• Entries
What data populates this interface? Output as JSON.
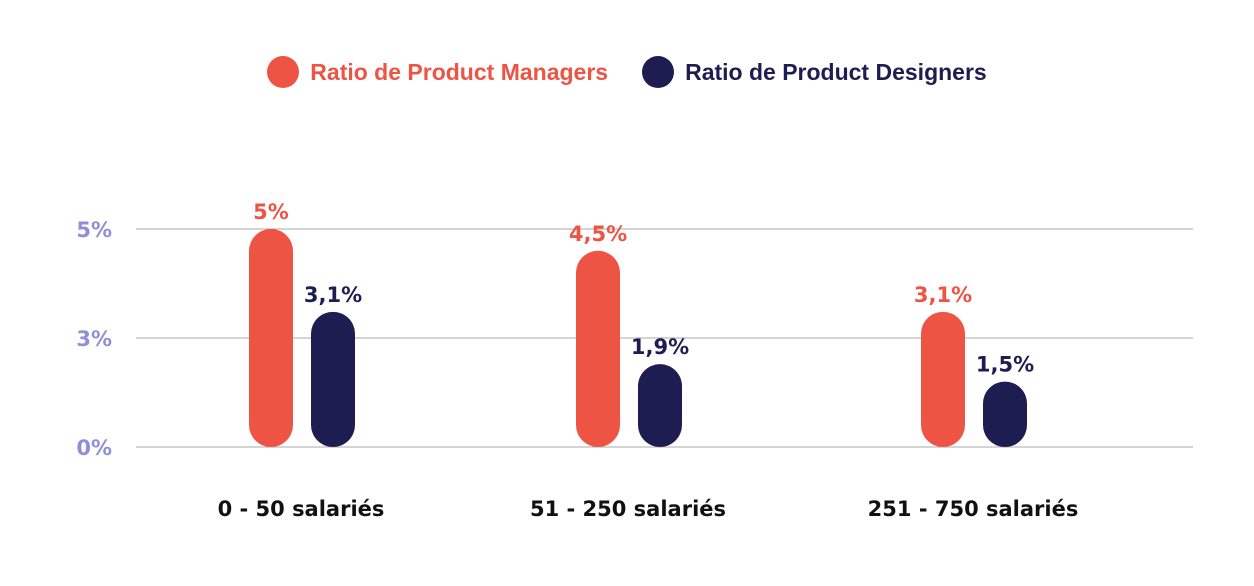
{
  "chart_data": {
    "type": "bar",
    "categories": [
      "0 - 50 salariés",
      "51 - 250 salariés",
      "251 - 750 salariés"
    ],
    "series": [
      {
        "name": "Ratio de Product Managers",
        "values": [
          5,
          4.5,
          3.1
        ],
        "labels": [
          "5%",
          "4,5%",
          "3,1%"
        ],
        "color": "#ee5444"
      },
      {
        "name": "Ratio de Product Designers",
        "values": [
          3.1,
          1.9,
          1.5
        ],
        "labels": [
          "3,1%",
          "1,9%",
          "1,5%"
        ],
        "color": "#1e1d52"
      }
    ],
    "y_ticks": [
      {
        "value": 0,
        "label": "0%"
      },
      {
        "value": 2.5,
        "label": "3%"
      },
      {
        "value": 5,
        "label": "5%"
      }
    ],
    "ylim": [
      0,
      5
    ],
    "grid": true,
    "legend_position": "top-center",
    "tick_color": "#8f8fd8",
    "grid_color": "#a8a8a8"
  }
}
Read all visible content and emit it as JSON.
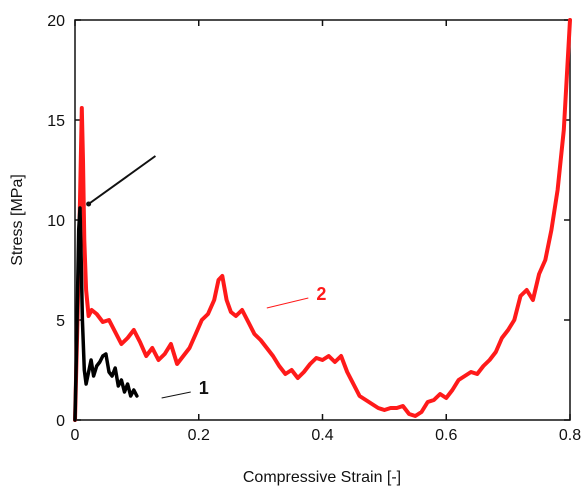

• Exercise
In the listing, find all lines with the string "JSON" and copy them.

• Full response
What data populates this interface? Output as JSON.
Read all visible content and emit it as JSON.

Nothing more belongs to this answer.